[start Given records]

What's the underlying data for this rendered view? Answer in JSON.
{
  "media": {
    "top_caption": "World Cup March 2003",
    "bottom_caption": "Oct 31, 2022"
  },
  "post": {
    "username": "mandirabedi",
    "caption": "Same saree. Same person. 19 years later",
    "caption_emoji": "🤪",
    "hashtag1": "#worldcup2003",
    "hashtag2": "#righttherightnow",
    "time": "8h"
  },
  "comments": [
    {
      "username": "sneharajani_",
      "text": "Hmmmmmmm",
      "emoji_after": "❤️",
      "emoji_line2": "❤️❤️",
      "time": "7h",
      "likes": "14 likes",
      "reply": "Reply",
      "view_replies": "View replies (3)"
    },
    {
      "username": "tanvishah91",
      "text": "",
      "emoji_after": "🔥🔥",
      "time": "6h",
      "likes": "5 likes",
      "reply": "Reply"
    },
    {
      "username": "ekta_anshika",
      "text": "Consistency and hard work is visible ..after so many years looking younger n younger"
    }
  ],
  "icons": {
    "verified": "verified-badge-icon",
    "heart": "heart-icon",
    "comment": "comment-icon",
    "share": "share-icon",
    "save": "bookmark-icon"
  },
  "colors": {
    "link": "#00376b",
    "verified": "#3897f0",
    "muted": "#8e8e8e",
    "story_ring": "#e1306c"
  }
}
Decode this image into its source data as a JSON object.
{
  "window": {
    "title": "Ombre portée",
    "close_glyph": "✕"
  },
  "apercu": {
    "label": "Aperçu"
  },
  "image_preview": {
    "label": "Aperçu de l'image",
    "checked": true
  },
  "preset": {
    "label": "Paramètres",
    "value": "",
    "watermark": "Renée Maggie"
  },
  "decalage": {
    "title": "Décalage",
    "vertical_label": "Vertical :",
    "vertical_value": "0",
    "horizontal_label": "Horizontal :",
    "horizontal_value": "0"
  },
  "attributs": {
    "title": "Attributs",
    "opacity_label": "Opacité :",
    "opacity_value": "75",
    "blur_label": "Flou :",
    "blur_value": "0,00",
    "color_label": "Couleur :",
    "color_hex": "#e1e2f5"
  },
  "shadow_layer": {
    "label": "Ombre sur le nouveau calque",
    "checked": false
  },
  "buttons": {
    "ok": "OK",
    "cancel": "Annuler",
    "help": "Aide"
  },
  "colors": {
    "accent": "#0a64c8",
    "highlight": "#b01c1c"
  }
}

[end Given records]

### What to do
Reproduce each record exactly, leaving nothing out.

### Reply to the task
What's the underlying data for this rendered view? Answer in JSON.
{
  "media": {
    "top_caption": "World Cup March 2003",
    "bottom_caption": "Oct 31, 2022"
  },
  "post": {
    "username": "mandirabedi",
    "caption": "Same saree. Same person. 19 years later",
    "caption_emoji": "🤪",
    "hashtag1": "#worldcup2003",
    "hashtag2": "#righttherightnow",
    "time": "8h"
  },
  "comments": [
    {
      "username": "sneharajani_",
      "text": "Hmmmmmmm",
      "emoji_after": "❤️",
      "emoji_line2": "❤️❤️",
      "time": "7h",
      "likes": "14 likes",
      "reply": "Reply",
      "view_replies": "View replies (3)"
    },
    {
      "username": "tanvishah91",
      "text": "",
      "emoji_after": "🔥🔥",
      "time": "6h",
      "likes": "5 likes",
      "reply": "Reply"
    },
    {
      "username": "ekta_anshika",
      "text": "Consistency and hard work is visible ..after so many years looking younger n younger"
    }
  ],
  "icons": {
    "verified": "verified-badge-icon",
    "heart": "heart-icon",
    "comment": "comment-icon",
    "share": "share-icon",
    "save": "bookmark-icon"
  },
  "colors": {
    "link": "#00376b",
    "verified": "#3897f0",
    "muted": "#8e8e8e",
    "story_ring": "#e1306c"
  }
}
Decode this image into its source data as a JSON object.
{
  "window": {
    "title": "Ombre portée",
    "close_glyph": "✕"
  },
  "apercu": {
    "label": "Aperçu"
  },
  "image_preview": {
    "label": "Aperçu de l'image",
    "checked": true
  },
  "preset": {
    "label": "Paramètres",
    "value": "",
    "watermark": "Renée Maggie"
  },
  "decalage": {
    "title": "Décalage",
    "vertical_label": "Vertical :",
    "vertical_value": "0",
    "horizontal_label": "Horizontal :",
    "horizontal_value": "0"
  },
  "attributs": {
    "title": "Attributs",
    "opacity_label": "Opacité :",
    "opacity_value": "75",
    "blur_label": "Flou :",
    "blur_value": "0,00",
    "color_label": "Couleur :",
    "color_hex": "#e1e2f5"
  },
  "shadow_layer": {
    "label": "Ombre sur le nouveau calque",
    "checked": false
  },
  "buttons": {
    "ok": "OK",
    "cancel": "Annuler",
    "help": "Aide"
  },
  "colors": {
    "accent": "#0a64c8",
    "highlight": "#b01c1c"
  }
}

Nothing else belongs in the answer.